Problem statement
Scan the material and copy every line in which "budowy" appears.
-- begin Supplied material --
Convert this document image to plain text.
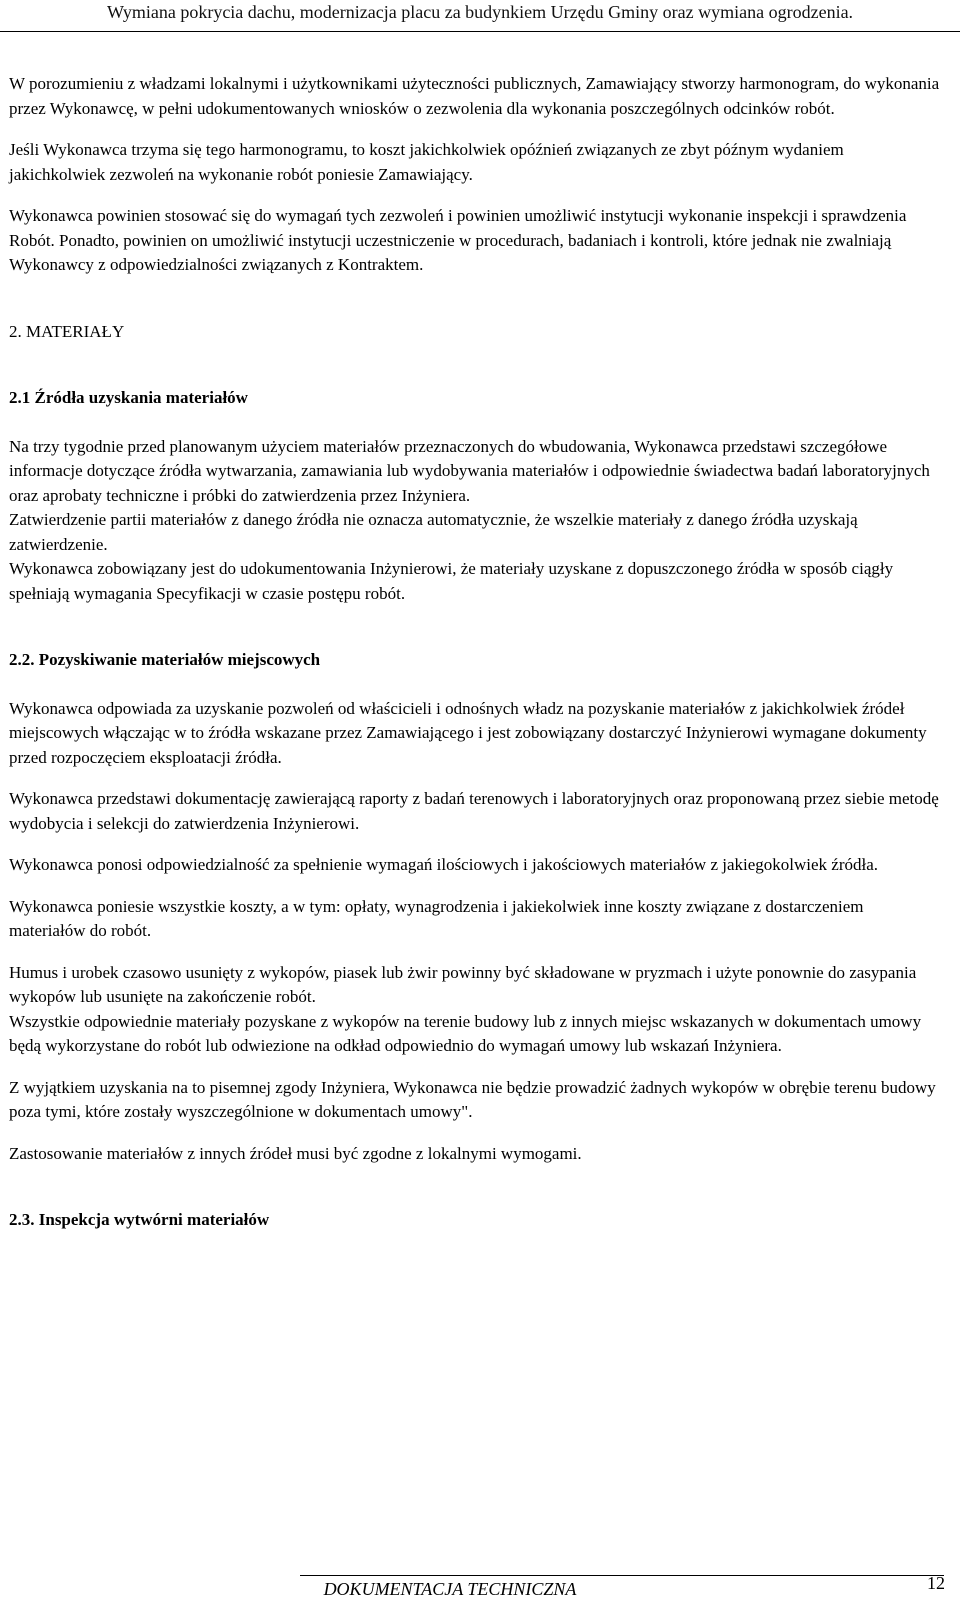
Wymiana pokrycia dachu, modernizacja placu za budynkiem Urzędu Gminy oraz wymiana ogrodzenia.

W porozumieniu z władzami lokalnymi i użytkownikami użyteczności publicznych, Zamawiający stworzy harmonogram, do wykonania przez Wykonawcę, w pełni udokumentowanych wniosków o zezwolenia dla wykonania poszczególnych odcinków robót.

Jeśli Wykonawca trzyma się tego harmonogramu, to koszt jakichkolwiek opóźnień związanych ze zbyt późnym wydaniem jakichkolwiek zezwoleń na wykonanie robót poniesie Zamawiający.

Wykonawca powinien stosować się do wymagań tych zezwoleń i powinien umożliwić instytucji wykonanie inspekcji i sprawdzenia Robót. Ponadto, powinien on umożliwić instytucji uczestniczenie w procedurach, badaniach i kontroli, które jednak nie zwalniają Wykonawcy z odpowiedzialności związanych z Kontraktem.

2. MATERIAŁY

2.1 Źródła uzyskania materiałów

Na trzy tygodnie przed planowanym użyciem materiałów przeznaczonych do wbudowania, Wykonawca przedstawi szczegółowe informacje dotyczące źródła wytwarzania, zamawiania lub wydobywania materiałów i odpowiednie świadectwa badań laboratoryjnych oraz aprobaty techniczne i próbki do zatwierdzenia przez Inżyniera.

Zatwierdzenie partii materiałów z danego źródła nie oznacza automatycznie, że wszelkie materiały z danego źródła uzyskają zatwierdzenie.

Wykonawca zobowiązany jest do udokumentowania Inżynierowi, że materiały uzyskane z dopuszczonego źródła w sposób ciągły spełniają wymagania Specyfikacji w czasie postępu robót.

2.2. Pozyskiwanie materiałów miejscowych

Wykonawca odpowiada za uzyskanie pozwoleń od właścicieli i odnośnych władz na pozyskanie materiałów z jakichkolwiek źródeł miejscowych włączając w to źródła wskazane przez Zamawiającego i jest zobowiązany dostarczyć Inżynierowi wymagane dokumenty przed rozpoczęciem eksploatacji źródła.

Wykonawca przedstawi dokumentację zawierającą raporty z badań terenowych i laboratoryjnych oraz proponowaną przez siebie metodę wydobycia i selekcji do zatwierdzenia Inżynierowi.

Wykonawca ponosi odpowiedzialność za spełnienie wymagań ilościowych i jakościowych materiałów z jakiegokolwiek źródła.

Wykonawca poniesie wszystkie koszty, a w tym: opłaty, wynagrodzenia i jakiekolwiek inne koszty związane z dostarczeniem materiałów do robót.

Humus i urobek czasowo usunięty z wykopów, piasek lub żwir powinny być składowane w pryzmach i użyte ponownie do zasypania wykopów lub usunięte na zakończenie robót.

Wszystkie odpowiednie materiały pozyskane z wykopów na terenie budowy lub z innych miejsc wskazanych w dokumentach umowy będą wykorzystane do robót lub odwiezione na odkład odpowiednio do wymagań umowy lub wskazań Inżyniera.

Z wyjątkiem uzyskania na to pisemnej zgody Inżyniera, Wykonawca nie będzie prowadzić żadnych wykopów w obrębie terenu budowy poza tymi, które zostały wyszczególnione w dokumentach umowy".

Zastosowanie materiałów z innych źródeł musi być zgodne z lokalnymi wymogami.

2.3. Inspekcja wytwórni materiałów

DOKUMENTACJA TECHNICZNA	12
-- end Supplied material --
Answer to this exercise
Wszystkie odpowiednie materiały pozyskane z wykopów na terenie budowy lub z innych miejsc wskazanych w dokumentach umowy będą wykorzystane do robót lub odwiezione na odkład odpowiednio do wymagań umowy lub wskazań Inżyniera.
Z wyjątkiem uzyskania na to pisemnej zgody Inżyniera, Wykonawca nie będzie prowadzić żadnych wykopów w obrębie terenu budowy poza tymi, które zostały wyszczególnione w dokumentach umowy".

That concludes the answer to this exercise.